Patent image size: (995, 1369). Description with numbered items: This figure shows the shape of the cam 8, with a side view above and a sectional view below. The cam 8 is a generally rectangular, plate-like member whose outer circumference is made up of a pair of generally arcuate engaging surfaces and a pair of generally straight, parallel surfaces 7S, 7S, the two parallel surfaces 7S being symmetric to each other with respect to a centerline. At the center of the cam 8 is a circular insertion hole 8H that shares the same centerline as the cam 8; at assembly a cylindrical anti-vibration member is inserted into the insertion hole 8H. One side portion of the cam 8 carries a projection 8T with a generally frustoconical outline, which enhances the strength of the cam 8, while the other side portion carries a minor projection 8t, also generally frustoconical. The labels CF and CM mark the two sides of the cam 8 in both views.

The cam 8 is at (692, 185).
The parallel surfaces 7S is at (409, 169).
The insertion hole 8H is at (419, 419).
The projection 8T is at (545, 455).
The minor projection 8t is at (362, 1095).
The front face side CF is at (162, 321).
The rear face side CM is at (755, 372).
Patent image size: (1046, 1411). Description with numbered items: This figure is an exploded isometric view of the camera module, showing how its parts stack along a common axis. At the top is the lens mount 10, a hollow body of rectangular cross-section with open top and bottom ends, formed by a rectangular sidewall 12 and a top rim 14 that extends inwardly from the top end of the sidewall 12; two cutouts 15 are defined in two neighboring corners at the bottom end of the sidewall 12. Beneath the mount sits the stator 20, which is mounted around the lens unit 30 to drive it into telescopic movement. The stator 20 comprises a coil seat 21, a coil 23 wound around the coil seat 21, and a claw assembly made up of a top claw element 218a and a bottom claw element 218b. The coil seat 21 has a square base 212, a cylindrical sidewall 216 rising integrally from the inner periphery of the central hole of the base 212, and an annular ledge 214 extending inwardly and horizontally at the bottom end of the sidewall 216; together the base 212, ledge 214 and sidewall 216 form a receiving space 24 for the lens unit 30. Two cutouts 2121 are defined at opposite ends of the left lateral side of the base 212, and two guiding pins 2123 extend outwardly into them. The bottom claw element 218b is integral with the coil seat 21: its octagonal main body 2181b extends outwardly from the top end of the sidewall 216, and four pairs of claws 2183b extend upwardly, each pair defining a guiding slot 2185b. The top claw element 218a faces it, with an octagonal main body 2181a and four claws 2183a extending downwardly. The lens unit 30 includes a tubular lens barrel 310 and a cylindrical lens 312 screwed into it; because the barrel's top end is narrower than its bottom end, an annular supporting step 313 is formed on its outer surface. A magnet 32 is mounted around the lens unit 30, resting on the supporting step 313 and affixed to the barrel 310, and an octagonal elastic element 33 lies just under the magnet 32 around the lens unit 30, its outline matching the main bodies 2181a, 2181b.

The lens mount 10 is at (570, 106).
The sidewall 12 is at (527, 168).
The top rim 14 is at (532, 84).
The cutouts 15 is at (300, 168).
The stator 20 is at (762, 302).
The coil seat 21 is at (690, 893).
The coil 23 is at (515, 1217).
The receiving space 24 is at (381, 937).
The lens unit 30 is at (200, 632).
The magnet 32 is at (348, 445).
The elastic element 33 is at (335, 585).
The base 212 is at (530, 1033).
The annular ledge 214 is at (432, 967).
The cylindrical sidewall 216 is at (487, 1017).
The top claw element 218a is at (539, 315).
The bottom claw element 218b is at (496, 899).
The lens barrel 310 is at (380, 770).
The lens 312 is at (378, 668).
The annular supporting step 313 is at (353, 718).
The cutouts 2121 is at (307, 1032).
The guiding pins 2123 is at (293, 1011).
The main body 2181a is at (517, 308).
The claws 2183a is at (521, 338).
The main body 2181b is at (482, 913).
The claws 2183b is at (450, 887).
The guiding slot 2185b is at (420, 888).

# What is expected
Copy out every line of the entries above, word for word and without any change.

# Worked solution
Patent image size: (995, 1369). Description with numbered items: This figure shows the shape of the cam 8, with a side view above and a sectional view below. The cam 8 is a generally rectangular, plate-like member whose outer circumference is made up of a pair of generally arcuate engaging surfaces and a pair of generally straight, parallel surfaces 7S, 7S, the two parallel surfaces 7S being symmetric to each other with respect to a centerline. At the center of the cam 8 is a circular insertion hole 8H that shares the same centerline as the cam 8; at assembly a cylindrical anti-vibration member is inserted into the insertion hole 8H. One side portion of the cam 8 carries a projection 8T with a generally frustoconical outline, which enhances the strength of the cam 8, while the other side portion carries a minor projection 8t, also generally frustoconical. The labels CF and CM mark the two sides of the cam 8 in both views.

The cam 8 is at (692, 185).
The parallel surfaces 7S is at (409, 169).
The insertion hole 8H is at (419, 419).
The projection 8T is at (545, 455).
The minor projection 8t is at (362, 1095).
The front face side CF is at (162, 321).
The rear face side CM is at (755, 372).
Patent image size: (1046, 1411). Description with numbered items: This figure is an exploded isometric view of the camera module, showing how its parts stack along a common axis. At the top is the lens mount 10, a hollow body of rectangular cross-section with open top and bottom ends, formed by a rectangular sidewall 12 and a top rim 14 that extends inwardly from the top end of the sidewall 12; two cutouts 15 are defined in two neighboring corners at the bottom end of the sidewall 12. Beneath the mount sits the stator 20, which is mounted around the lens unit 30 to drive it into telescopic movement. The stator 20 comprises a coil seat 21, a coil 23 wound around the coil seat 21, and a claw assembly made up of a top claw element 218a and a bottom claw element 218b. The coil seat 21 has a square base 212, a cylindrical sidewall 216 rising integrally from the inner periphery of the central hole of the base 212, and an annular ledge 214 extending inwardly and horizontally at the bottom end of the sidewall 216; together the base 212, ledge 214 and sidewall 216 form a receiving space 24 for the lens unit 30. Two cutouts 2121 are defined at opposite ends of the left lateral side of the base 212, and two guiding pins 2123 extend outwardly into them. The bottom claw element 218b is integral with the coil seat 21: its octagonal main body 2181b extends outwardly from the top end of the sidewall 216, and four pairs of claws 2183b extend upwardly, each pair defining a guiding slot 2185b. The top claw element 218a faces it, with an octagonal main body 2181a and four claws 2183a extending downwardly. The lens unit 30 includes a tubular lens barrel 310 and a cylindrical lens 312 screwed into it; because the barrel's top end is narrower than its bottom end, an annular supporting step 313 is formed on its outer surface. A magnet 32 is mounted around the lens unit 30, resting on the supporting step 313 and affixed to the barrel 310, and an octagonal elastic element 33 lies just under the magnet 32 around the lens unit 30, its outline matching the main bodies 2181a, 2181b.

The lens mount 10 is at (570, 106).
The sidewall 12 is at (527, 168).
The top rim 14 is at (532, 84).
The cutouts 15 is at (300, 168).
The stator 20 is at (762, 302).
The coil seat 21 is at (690, 893).
The coil 23 is at (515, 1217).
The receiving space 24 is at (381, 937).
The lens unit 30 is at (200, 632).
The magnet 32 is at (348, 445).
The elastic element 33 is at (335, 585).
The base 212 is at (530, 1033).
The annular ledge 214 is at (432, 967).
The cylindrical sidewall 216 is at (487, 1017).
The top claw element 218a is at (539, 315).
The bottom claw element 218b is at (496, 899).
The lens barrel 310 is at (380, 770).
The lens 312 is at (378, 668).
The annular supporting step 313 is at (353, 718).
The cutouts 2121 is at (307, 1032).
The guiding pins 2123 is at (293, 1011).
The main body 2181a is at (517, 308).
The claws 2183a is at (521, 338).
The main body 2181b is at (482, 913).
The claws 2183b is at (450, 887).
The guiding slot 2185b is at (420, 888).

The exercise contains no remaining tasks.